- CHALLENGE -
Without including the pictures, copy out every line below.

Stored entries
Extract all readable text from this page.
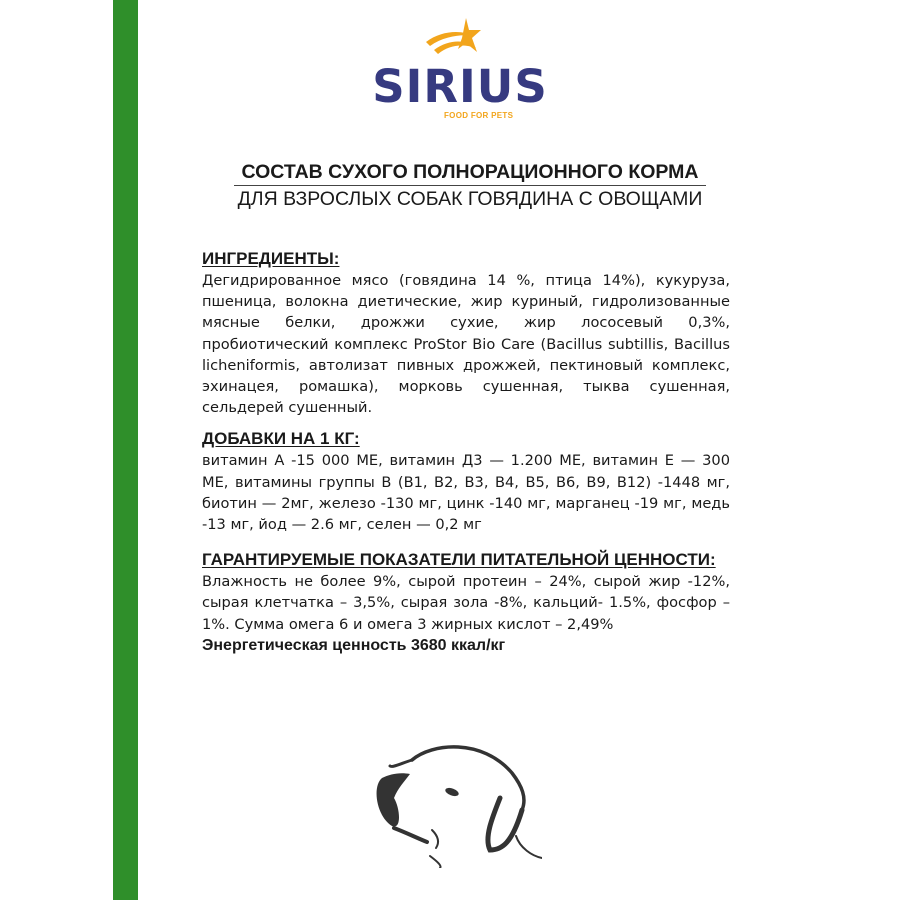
SIRIUS
FOOD FOR PETS
СОСТАВ СУХОГО ПОЛНОРАЦИОННОГО КОРМА
ДЛЯ ВЗРОСЛЫХ СОБАК ГОВЯДИНА С ОВОЩАМИ
ИНГРЕДИЕНТЫ:

Дегидрированное мясо (говядина 14 %, птица 14%), кукуруза, пшеница, волокна диетические, жир куриный, гидролизованные мясные белки, дрожжи сухие, жир лососевый 0,3%, пробиотический комплекс ProStor Bio Care (Bacillus subtillis, Bacillus licheniformis, автолизат пивных дрожжей, пектиновый комплекс, эхинацея, ромашка), морковь сушенная, тыква сушенная, сельдерей сушенный.

ДОБАВКИ НА 1 КГ:

витамин А -15 000 МЕ, витамин Д3 — 1.200 МЕ, витамин Е — 300 МЕ, витамины группы В (В1, В2, В3, В4, В5, В6, В9, В12) -1448 мг, биотин — 2мг, железо -130 мг, цинк -140 мг, марганец -19 мг, медь -13 мг, йод — 2.6 мг, селен — 0,2 мг

ГАРАНТИРУЕМЫЕ ПОКАЗАТЕЛИ ПИТАТЕЛЬНОЙ ЦЕННОСТИ:

Влажность не более 9%, сырой протеин – 24%, сырой жир -12%, сырая клетчатка – 3,5%, сырая зола -8%, кальций- 1.5%, фосфор – 1%. Сумма омега 6 и омега 3 жирных кислот – 2,49%

Энергетическая ценность 3680 ккал/кг
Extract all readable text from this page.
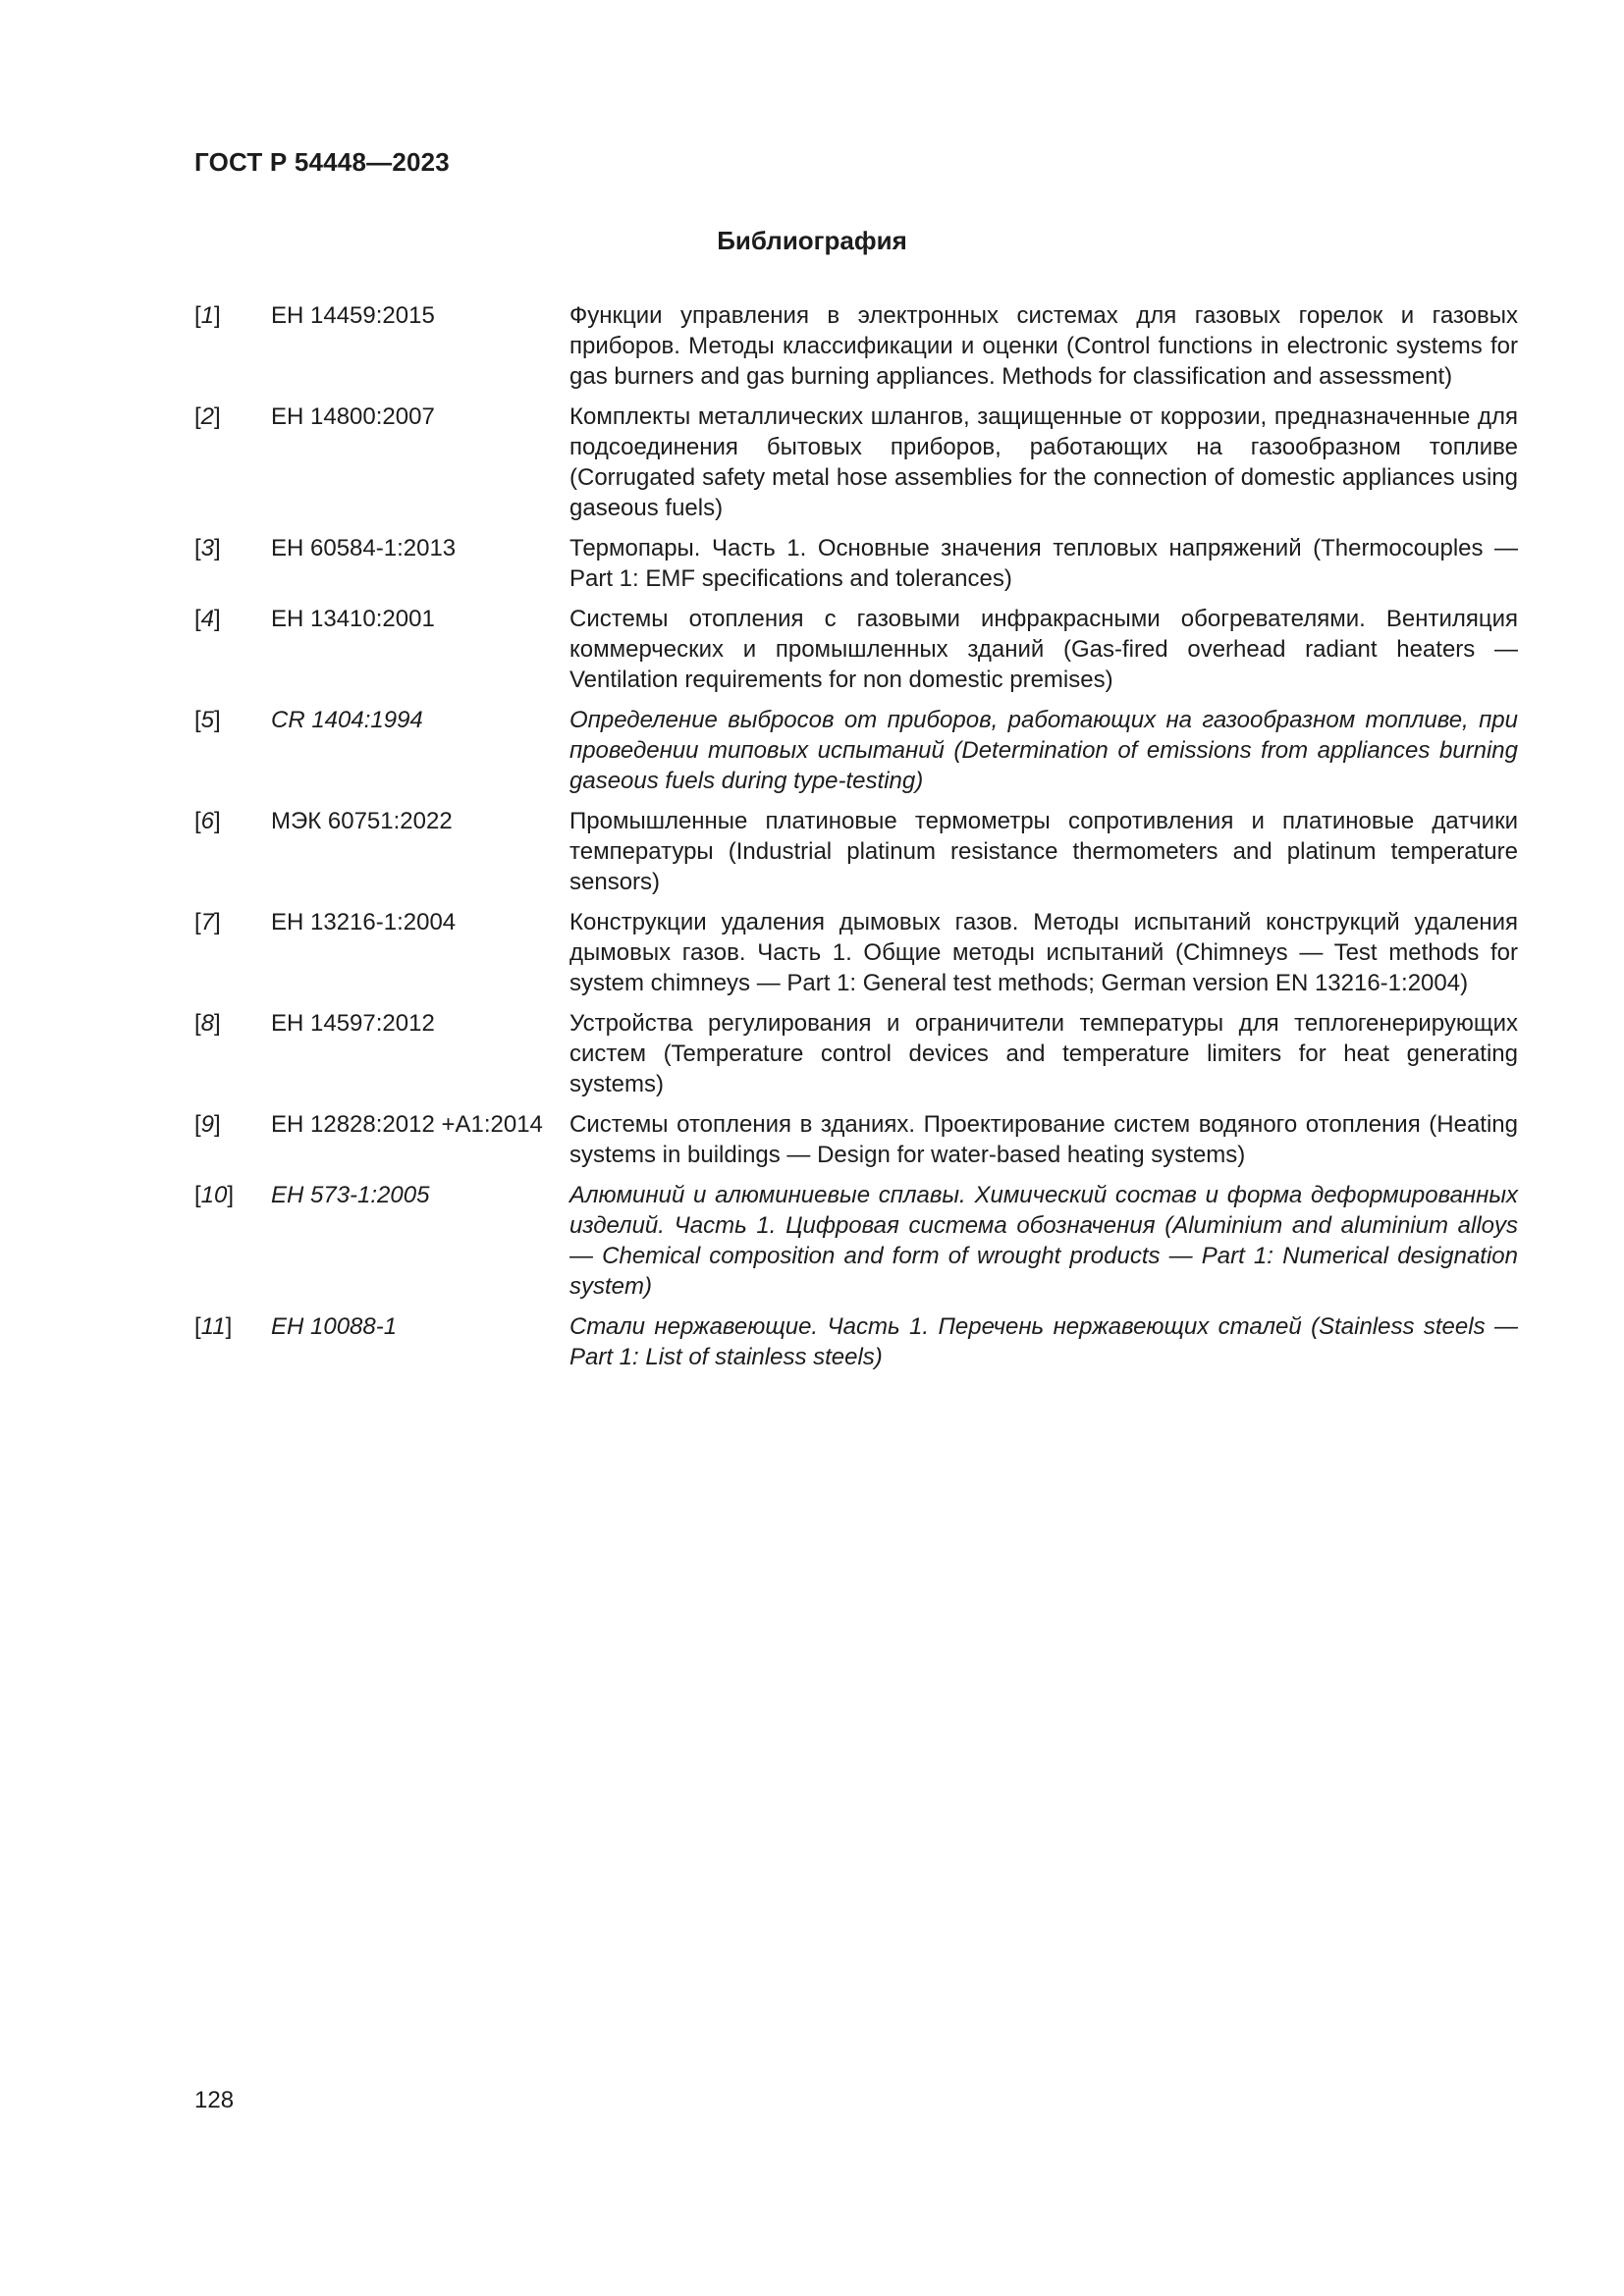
ГОСТ Р 54448—2023
Библиография
[1]	ЕН 14459:2015	Функции управления в электронных системах для газовых горелок и газовых приборов. Методы классификации и оценки (Control functions in electronic systems for gas burners and gas burning appliances. Methods for classification and assessment)
[2]	ЕН 14800:2007	Комплекты металлических шлангов, защищенные от коррозии, предназначенные для подсоединения бытовых приборов, работающих на газообразном топливе (Corrugated safety metal hose assemblies for the connection of domestic appliances using gaseous fuels)
[3]	ЕН 60584-1:2013	Термопары. Часть 1. Основные значения тепловых напряжений (Thermocouples — Part 1: EMF specifications and tolerances)
[4]	ЕН 13410:2001	Системы отопления с газовыми инфракрасными обогревателями. Вентиляция коммерческих и промышленных зданий (Gas-fired overhead radiant heaters — Ventilation requirements for non domestic premises)
[5]	CR 1404:1994	Определение выбросов от приборов, работающих на газообразном топливе, при проведении типовых испытаний (Determination of emissions from appliances burning gaseous fuels during type-testing)
[6]	МЭК 60751:2022	Промышленные платиновые термометры сопротивления и платиновые датчики температуры (Industrial platinum resistance thermometers and platinum temperature sensors)
[7]	ЕН 13216-1:2004	Конструкции удаления дымовых газов. Методы испытаний конструкций удаления дымовых газов. Часть 1. Общие методы испытаний (Chimneys — Test methods for system chimneys — Part 1: General test methods; German version EN 13216-1:2004)
[8]	ЕН 14597:2012	Устройства регулирования и ограничители температуры для теплогенерирующих систем (Temperature control devices and temperature limiters for heat generating systems)
[9]	ЕН 12828:2012 +А1:2014	Системы отопления в зданиях. Проектирование систем водяного отопления (Heating systems in buildings — Design for water-based heating systems)
[10]	ЕН 573-1:2005	Алюминий и алюминиевые сплавы. Химический состав и форма деформированных изделий. Часть 1. Цифровая система обозначения (Aluminium and aluminium alloys — Chemical composition and form of wrought products — Part 1: Numerical designation system)
[11]	ЕН 10088-1	Стали нержавеющие. Часть 1. Перечень нержавеющих сталей (Stainless steels — Part 1: List of stainless steels)
128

- OUTPUT -
Extract all readable text from this page.
SIRIUS
FOOD FOR PETS
СОСТАВ СУХОГО ПОЛНОРАЦИОННОГО КОРМА
ДЛЯ ВЗРОСЛЫХ СОБАК ГОВЯДИНА С ОВОЩАМИ
ИНГРЕДИЕНТЫ:

Дегидрированное мясо (говядина 14 %, птица 14%), кукуруза, пшеница, волокна диетические, жир куриный, гидролизованные мясные белки, дрожжи сухие, жир лососевый 0,3%, пробиотический комплекс ProStor Bio Care (Bacillus subtillis, Bacillus licheniformis, автолизат пивных дрожжей, пектиновый комплекс, эхинацея, ромашка), морковь сушенная, тыква сушенная, сельдерей сушенный.

ДОБАВКИ НА 1 КГ:

витамин А -15 000 МЕ, витамин Д3 — 1.200 МЕ, витамин Е — 300 МЕ, витамины группы В (В1, В2, В3, В4, В5, В6, В9, В12) -1448 мг, биотин — 2мг, железо -130 мг, цинк -140 мг, марганец -19 мг, медь -13 мг, йод — 2.6 мг, селен — 0,2 мг

ГАРАНТИРУЕМЫЕ ПОКАЗАТЕЛИ ПИТАТЕЛЬНОЙ ЦЕННОСТИ:

Влажность не более 9%, сырой протеин – 24%, сырой жир -12%, сырая клетчатка – 3,5%, сырая зола -8%, кальций- 1.5%, фосфор – 1%. Сумма омега 6 и омега 3 жирных кислот – 2,49%

Энергетическая ценность 3680 ккал/кг
Extract all readable text from this page.
ГОСТ Р 54448—2023
Библиография
[1]	ЕН 14459:2015	Функции управления в электронных системах для газовых горелок и газовых приборов. Методы классификации и оценки (Control functions in electronic systems for gas burners and gas burning appliances. Methods for classification and assessment)
[2]	ЕН 14800:2007	Комплекты металлических шлангов, защищенные от коррозии, предназначенные для подсоединения бытовых приборов, работающих на газообразном топливе (Corrugated safety metal hose assemblies for the connection of domestic appliances using gaseous fuels)
[3]	ЕН 60584-1:2013	Термопары. Часть 1. Основные значения тепловых напряжений (Thermocouples — Part 1: EMF specifications and tolerances)
[4]	ЕН 13410:2001	Системы отопления с газовыми инфракрасными обогревателями. Вентиляция коммерческих и промышленных зданий (Gas-fired overhead radiant heaters — Ventilation requirements for non domestic premises)
[5]	CR 1404:1994	Определение выбросов от приборов, работающих на газообразном топливе, при проведении типовых испытаний (Determination of emissions from appliances burning gaseous fuels during type-testing)
[6]	МЭК 60751:2022	Промышленные платиновые термометры сопротивления и платиновые датчики температуры (Industrial platinum resistance thermometers and platinum temperature sensors)
[7]	ЕН 13216-1:2004	Конструкции удаления дымовых газов. Методы испытаний конструкций удаления дымовых газов. Часть 1. Общие методы испытаний (Chimneys — Test methods for system chimneys — Part 1: General test methods; German version EN 13216-1:2004)
[8]	ЕН 14597:2012	Устройства регулирования и ограничители температуры для теплогенерирующих систем (Temperature control devices and temperature limiters for heat generating systems)
[9]	ЕН 12828:2012 +А1:2014	Системы отопления в зданиях. Проектирование систем водяного отопления (Heating systems in buildings — Design for water-based heating systems)
[10]	ЕН 573-1:2005	Алюминий и алюминиевые сплавы. Химический состав и форма деформированных изделий. Часть 1. Цифровая система обозначения (Aluminium and aluminium alloys — Chemical composition and form of wrought products — Part 1: Numerical designation system)
[11]	ЕН 10088-1	Стали нержавеющие. Часть 1. Перечень нержавеющих сталей (Stainless steels — Part 1: List of stainless steels)
128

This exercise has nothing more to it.